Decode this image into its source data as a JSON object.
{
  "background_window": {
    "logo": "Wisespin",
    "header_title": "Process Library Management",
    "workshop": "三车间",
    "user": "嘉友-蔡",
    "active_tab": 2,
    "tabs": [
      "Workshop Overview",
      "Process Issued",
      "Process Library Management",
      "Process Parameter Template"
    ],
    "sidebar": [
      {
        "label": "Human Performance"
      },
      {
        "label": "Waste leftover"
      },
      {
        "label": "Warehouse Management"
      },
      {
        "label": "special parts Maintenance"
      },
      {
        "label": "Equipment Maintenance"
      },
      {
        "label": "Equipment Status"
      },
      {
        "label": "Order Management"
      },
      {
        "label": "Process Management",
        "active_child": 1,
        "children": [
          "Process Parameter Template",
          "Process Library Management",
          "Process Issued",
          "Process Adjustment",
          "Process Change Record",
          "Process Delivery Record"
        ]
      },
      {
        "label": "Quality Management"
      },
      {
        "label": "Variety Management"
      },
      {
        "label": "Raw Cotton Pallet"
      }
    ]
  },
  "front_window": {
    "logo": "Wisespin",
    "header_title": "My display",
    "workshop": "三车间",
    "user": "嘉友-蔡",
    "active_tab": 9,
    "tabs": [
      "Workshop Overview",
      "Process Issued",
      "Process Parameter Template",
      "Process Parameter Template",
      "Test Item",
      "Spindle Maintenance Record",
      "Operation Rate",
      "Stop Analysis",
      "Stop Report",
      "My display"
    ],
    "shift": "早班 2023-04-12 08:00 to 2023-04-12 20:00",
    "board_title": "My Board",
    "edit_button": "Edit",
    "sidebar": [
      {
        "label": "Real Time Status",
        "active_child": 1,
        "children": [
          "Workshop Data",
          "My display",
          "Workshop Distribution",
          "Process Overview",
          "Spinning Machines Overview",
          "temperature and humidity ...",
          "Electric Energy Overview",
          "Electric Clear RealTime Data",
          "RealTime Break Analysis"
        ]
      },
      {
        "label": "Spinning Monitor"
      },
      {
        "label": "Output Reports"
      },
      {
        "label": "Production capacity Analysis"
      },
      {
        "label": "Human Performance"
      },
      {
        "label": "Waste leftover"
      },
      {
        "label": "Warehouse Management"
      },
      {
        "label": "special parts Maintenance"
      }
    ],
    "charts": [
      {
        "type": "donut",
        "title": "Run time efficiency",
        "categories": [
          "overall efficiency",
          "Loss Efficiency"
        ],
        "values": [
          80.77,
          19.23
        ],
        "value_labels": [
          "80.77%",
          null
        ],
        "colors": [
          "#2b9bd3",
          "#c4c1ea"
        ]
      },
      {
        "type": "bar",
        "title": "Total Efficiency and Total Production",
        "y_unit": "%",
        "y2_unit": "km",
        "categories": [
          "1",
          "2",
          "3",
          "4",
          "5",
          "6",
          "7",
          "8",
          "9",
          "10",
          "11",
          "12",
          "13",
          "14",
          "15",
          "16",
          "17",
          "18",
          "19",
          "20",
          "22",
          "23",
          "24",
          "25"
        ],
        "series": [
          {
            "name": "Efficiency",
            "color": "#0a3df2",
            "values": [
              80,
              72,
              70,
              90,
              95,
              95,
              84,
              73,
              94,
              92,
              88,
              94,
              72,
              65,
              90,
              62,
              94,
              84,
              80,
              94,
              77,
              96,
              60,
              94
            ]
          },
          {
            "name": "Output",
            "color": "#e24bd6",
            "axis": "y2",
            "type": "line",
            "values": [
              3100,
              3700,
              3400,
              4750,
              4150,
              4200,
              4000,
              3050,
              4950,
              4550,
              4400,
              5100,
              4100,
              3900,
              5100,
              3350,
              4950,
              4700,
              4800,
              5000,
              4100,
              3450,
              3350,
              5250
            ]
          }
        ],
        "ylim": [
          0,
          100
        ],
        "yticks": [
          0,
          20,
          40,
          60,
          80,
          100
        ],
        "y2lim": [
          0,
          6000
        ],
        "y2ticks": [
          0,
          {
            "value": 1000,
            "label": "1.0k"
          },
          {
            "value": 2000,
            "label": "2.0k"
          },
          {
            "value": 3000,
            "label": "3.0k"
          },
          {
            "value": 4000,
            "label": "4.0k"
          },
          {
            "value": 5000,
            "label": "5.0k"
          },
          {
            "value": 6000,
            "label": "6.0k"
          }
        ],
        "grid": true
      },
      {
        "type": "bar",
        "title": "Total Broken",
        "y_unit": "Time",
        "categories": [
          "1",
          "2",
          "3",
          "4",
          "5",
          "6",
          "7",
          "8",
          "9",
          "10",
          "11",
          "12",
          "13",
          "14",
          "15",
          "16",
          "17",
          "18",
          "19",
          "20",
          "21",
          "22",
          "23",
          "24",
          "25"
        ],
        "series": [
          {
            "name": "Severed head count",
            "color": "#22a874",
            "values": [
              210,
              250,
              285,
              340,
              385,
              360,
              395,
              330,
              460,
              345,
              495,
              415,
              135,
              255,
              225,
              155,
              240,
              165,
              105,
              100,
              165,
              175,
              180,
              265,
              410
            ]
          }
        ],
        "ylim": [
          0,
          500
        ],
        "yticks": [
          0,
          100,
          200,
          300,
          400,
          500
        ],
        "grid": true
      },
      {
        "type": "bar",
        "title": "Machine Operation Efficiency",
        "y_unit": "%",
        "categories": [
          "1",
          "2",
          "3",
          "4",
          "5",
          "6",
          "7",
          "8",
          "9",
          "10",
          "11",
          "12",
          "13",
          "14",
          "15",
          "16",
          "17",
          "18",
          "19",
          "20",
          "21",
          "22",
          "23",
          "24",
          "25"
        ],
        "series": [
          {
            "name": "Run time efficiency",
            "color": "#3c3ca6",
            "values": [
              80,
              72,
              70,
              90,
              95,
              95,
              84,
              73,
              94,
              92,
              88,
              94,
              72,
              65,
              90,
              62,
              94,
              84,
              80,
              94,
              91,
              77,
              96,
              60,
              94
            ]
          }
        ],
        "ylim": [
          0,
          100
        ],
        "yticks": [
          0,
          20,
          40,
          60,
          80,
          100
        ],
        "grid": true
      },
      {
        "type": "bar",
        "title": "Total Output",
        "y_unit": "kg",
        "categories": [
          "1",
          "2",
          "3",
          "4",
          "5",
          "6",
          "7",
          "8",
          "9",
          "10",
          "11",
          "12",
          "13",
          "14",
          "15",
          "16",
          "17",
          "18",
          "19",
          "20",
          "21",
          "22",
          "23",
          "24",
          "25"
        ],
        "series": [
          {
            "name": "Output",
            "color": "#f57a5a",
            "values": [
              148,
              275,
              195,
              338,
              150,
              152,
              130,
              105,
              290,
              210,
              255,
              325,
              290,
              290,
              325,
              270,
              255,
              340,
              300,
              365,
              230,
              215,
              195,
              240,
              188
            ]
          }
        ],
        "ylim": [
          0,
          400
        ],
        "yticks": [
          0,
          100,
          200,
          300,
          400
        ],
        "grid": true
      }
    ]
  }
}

☆ ☆ ☆ ☆ ☆ ☆ ☆

■ **WHAT YOU WILL DO**: Go through the records and gather the lines that hold "Production".

■ **WORKED SOLUTION**:
        "label": "Production capacity Analysis"
        "title": "Total Efficiency and Total Production",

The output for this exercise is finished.